Stored items
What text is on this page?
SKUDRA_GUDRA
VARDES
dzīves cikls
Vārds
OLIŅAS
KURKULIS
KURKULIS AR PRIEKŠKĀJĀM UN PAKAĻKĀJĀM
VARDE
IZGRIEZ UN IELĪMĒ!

◆ REQUIREMENTS
Extract each entry in full, exactly as given.

◆ TASK SOLUTION
What text is on this page?
SKUDRA_GUDRA
VARDES
dzīves cikls
Vārds
OLIŅAS
KURKULIS
KURKULIS AR PRIEKŠKĀJĀM UN PAKAĻKĀJĀM
VARDE
IZGRIEZ UN IELĪMĒ!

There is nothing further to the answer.